Tekstfragment:
>>>>
Django Reinhardt: van zigeuner naar virtuoos jazzmuzikant
Django Reinhardt was een Europese jazzgitarist in de 20ste eeuw die na een tragisch ongeval een innovatieve gitaarstijl ontwikkelde. Hij wordt beschouwd als de muzikant die verantwoordelijk is voor de belangrijkste Europese bijdrage aan de jazzgeschiedenis in de twintigste eeuw. In de nasleep van zijn succes ontstond een nieuw subgenre in het jazzmilieu: de ‘gypsy jazz’ (ook wel ‘manouche’ of jazz manouche’ genoemd in de Franstalige delen van Europa).
Zijn jeugd
Django Reinhardt maakte deel uit van een zigeunerfamilie en werd op 23 januari 1910 geboren te Liberchies, een dorp in de Belgische provincie Henegouwen. Hij groeide op in een muzikale familie. Zijn eerste instrument was de viool maar op twaalfjarige leeftijd schakelde hij over op de banjo. Hij was nog geen 13 jaar toen hij zijn muzikale carrière begon en samen met de accordeonist Guérino het bal musette circuit in Parijs onveilig maakte. Al snel bouwde hij een reputatie op en hij begon ook met andere muzikanten samen te spelen. Uiteindelijk kreeg hij een aanbieding om zich aan te sluiten bij het toen populaire balorkest van de Engelse Jack Hylton. Hij tekende een contract, maar een tragische gebeurtenis ontwrichtte de toekomstplannen van Django.
<<<<
Gegevens:
>>>>
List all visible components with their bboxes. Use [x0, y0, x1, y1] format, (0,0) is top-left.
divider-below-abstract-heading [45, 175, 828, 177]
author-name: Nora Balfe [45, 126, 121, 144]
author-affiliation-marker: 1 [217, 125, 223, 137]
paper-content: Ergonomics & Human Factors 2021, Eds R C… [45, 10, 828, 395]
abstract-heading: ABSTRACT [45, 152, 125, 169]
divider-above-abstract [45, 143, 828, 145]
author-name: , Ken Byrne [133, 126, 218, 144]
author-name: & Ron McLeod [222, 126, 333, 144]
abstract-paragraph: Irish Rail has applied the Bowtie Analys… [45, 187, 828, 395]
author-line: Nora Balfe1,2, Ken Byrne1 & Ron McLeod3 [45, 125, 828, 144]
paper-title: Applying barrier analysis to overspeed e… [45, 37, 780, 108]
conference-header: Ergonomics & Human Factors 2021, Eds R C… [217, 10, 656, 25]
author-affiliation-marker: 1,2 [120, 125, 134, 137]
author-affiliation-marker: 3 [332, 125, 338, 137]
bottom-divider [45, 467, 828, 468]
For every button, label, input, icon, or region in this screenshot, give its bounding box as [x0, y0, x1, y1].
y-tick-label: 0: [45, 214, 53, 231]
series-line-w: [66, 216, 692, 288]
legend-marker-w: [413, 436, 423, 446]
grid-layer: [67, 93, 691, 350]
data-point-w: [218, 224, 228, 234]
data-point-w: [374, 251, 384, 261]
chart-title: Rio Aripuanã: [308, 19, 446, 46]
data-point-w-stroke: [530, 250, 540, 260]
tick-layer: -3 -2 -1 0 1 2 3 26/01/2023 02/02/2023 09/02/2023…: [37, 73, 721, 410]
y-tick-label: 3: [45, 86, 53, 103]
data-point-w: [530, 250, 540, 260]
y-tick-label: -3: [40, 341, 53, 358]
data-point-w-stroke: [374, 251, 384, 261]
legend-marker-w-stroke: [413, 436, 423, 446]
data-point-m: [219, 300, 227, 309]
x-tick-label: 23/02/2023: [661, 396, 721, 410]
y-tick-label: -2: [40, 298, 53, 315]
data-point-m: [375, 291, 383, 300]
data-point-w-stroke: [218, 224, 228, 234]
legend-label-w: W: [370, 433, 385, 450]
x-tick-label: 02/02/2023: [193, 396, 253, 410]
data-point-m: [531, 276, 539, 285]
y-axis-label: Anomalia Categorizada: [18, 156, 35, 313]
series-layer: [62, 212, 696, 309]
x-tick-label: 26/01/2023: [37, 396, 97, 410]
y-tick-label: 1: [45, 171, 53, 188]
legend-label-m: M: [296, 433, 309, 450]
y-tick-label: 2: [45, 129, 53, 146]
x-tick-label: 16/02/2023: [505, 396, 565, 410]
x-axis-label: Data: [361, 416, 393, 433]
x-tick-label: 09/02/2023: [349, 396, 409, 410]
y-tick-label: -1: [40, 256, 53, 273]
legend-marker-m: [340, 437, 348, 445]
<<<<
Opdracht: Neem het stuk uit de tekst over Django Reinhardt van "Django Reinhardt: van" tot en met "delen van Europa)." woordelijk over. Gebruik uitsluitend de tekst over Django Reinhardt en niet de vermeldingen.

Uitwerking:
Django Reinhardt: van zigeuner naar virtuoos jazzmuzikant
Django Reinhardt was een Europese jazzgitarist in de 20ste eeuw die na een tragisch ongeval een innovatieve gitaarstijl ontwikkelde. Hij wordt beschouwd als de muzikant die verantwoordelijk is voor de belangrijkste Europese bijdrage aan de jazzgeschiedenis in de twintigste eeuw. In de nasleep van zijn succes ontstond een nieuw subgenre in het jazzmilieu: de ‘gypsy jazz’ (ook wel ‘manouche’ of jazz manouche’ genoemd in de Franstalige delen van Europa).